### Text to read

════════════════════

Today, when it opens up, some of that volume will go to increase the amount of volume of Coke and Pepsi use, but it will also start seeking out both from our competitors and ourselves supplying the entire market in Mexico. The next phase of this thing is that Coke and Pepsi in Mexico, the major bottlers in Mexico, have only approved fructose at the 50% level. In the U.S. and Canada is going at 100%. So I think over time -- and I cannot tell you what that timeframe is, but over some period of time -- the probability is that they will approve fructose at a higher level anyway and at that point in time, there will be even further demand for fructose in the Mexican market.
But the point of the overall tightening of the marketplace is saying that if high fructose sales in the U.S. had been flat or down slightly, which has been plus or minus one or 2% over the last couple of years, if Mexico were not to come on come on, then there could be pressure on the supply/demand balance in the U.S. With Mexico coming on right now, we've taken that supply/demand balance [inequation] off the table. You had balance, in fact, this year, even if, in fact, demand were off -- and I am not saying it is -- but it were off by 1% or 1.5%, it would be more than offset by what is going into Mexico right now.
So you've got a balanced situation here, which is positive for the pricing environment in the U.S. As I said, it could have a little impact on us in Mexico, but we have said for the last eight years that we are in favor of the border opening up so that the balance for North America is what we want to see it as.
Vincent Andrews - Analyst
Sam, you've got each point of my multi-part question. I am very impressed.
Sam Scott - Chairman, President, CEO
I am too. Thank you.
Vincent Andrews - Analyst
Can I just follow up and ask what -- if you can tell me what the split of volume that is Coke and Pepsi in Mexico and what is the mom-and-pops or the other people down there? Do you have any idea of what that is?
Sam Scott - Chairman, President, CEO
We have not commented on percentages, but, as you might guess, on the 55 side of the equation, they are the lion's share of the market.

════════════════════

### Dataset rows

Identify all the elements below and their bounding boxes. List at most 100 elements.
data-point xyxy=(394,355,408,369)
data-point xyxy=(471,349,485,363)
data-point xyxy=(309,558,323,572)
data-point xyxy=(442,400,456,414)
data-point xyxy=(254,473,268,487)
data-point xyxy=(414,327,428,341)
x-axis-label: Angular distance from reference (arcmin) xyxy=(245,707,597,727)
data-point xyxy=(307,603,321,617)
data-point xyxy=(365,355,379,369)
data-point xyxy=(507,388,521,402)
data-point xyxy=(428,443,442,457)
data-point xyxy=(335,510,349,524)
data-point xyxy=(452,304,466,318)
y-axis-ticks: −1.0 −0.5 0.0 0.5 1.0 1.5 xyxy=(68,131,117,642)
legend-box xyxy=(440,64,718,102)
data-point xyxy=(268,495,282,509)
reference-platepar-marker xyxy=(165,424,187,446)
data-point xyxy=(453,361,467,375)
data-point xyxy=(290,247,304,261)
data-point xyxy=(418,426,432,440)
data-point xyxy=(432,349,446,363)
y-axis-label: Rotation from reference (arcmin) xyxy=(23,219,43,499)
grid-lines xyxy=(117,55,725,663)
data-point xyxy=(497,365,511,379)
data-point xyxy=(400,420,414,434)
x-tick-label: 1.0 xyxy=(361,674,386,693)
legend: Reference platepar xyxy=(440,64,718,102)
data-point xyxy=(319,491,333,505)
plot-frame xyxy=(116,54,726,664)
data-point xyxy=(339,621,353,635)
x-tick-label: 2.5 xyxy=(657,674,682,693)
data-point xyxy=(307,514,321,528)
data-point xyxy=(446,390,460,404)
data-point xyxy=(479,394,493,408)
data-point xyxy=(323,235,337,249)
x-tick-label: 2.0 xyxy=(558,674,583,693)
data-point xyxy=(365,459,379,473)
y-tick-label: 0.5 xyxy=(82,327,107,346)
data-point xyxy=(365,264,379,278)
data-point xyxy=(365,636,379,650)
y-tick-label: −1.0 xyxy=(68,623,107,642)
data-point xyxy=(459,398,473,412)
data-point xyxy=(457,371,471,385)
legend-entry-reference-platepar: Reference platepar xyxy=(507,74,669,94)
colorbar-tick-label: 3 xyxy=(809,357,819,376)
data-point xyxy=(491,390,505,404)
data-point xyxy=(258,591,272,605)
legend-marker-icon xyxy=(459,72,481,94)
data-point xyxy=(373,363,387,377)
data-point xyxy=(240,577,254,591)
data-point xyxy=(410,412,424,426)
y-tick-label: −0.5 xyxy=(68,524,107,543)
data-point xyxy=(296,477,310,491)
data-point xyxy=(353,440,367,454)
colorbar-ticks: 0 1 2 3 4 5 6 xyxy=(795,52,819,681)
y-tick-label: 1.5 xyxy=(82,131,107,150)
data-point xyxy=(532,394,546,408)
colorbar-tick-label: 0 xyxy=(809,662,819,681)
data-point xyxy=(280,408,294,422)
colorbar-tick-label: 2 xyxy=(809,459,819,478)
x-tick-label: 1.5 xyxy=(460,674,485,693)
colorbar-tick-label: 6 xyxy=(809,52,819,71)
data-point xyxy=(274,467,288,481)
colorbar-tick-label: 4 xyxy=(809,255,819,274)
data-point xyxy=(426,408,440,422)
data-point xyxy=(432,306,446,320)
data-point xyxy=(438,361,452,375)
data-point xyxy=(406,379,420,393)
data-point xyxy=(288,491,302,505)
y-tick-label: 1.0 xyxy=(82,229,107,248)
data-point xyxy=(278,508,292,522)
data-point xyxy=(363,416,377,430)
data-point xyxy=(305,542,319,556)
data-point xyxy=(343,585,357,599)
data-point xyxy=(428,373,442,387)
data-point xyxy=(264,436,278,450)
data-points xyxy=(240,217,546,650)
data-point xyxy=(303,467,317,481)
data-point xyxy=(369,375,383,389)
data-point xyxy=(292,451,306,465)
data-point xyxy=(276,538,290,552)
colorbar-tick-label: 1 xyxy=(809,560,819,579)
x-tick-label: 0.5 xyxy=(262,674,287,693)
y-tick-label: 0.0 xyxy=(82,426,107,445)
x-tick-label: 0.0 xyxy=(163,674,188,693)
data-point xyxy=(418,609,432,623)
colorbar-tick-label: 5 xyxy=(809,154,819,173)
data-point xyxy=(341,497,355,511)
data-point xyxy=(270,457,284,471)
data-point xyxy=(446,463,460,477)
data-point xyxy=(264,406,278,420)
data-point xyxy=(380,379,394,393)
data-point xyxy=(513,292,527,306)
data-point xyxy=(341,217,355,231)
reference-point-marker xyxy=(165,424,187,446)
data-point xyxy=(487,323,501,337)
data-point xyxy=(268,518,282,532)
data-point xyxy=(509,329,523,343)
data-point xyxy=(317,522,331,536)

════════════════════

Rewrite the part of the fructose transcript between "So you've got" and "of the market.", inclusive, swapping "lion's share" for "largest share". The lines are not needed for the work that comes next.

So you've got a balanced situation here, which is positive for the pricing environment in the U.S. As I said, it could have a little impact on us in Mexico, but we have said for the last eight years that we are in favor of the border opening up so that the balance for North America is what we want to see it as.
Vincent Andrews - Analyst
Sam, you've got each point of my multi-part question. I am very impressed.
Sam Scott - Chairman, President, CEO
I am too. Thank you.
Vincent Andrews - Analyst
Can I just follow up and ask what -- if you can tell me what the split of volume that is Coke and Pepsi in Mexico and what is the mom-and-pops or the other people down there? Do you have any idea of what that is?
Sam Scott - Chairman, President, CEO
We have not commented on percentages, but, as you might guess, on the 55 side of the equation, they are the largest share of the market.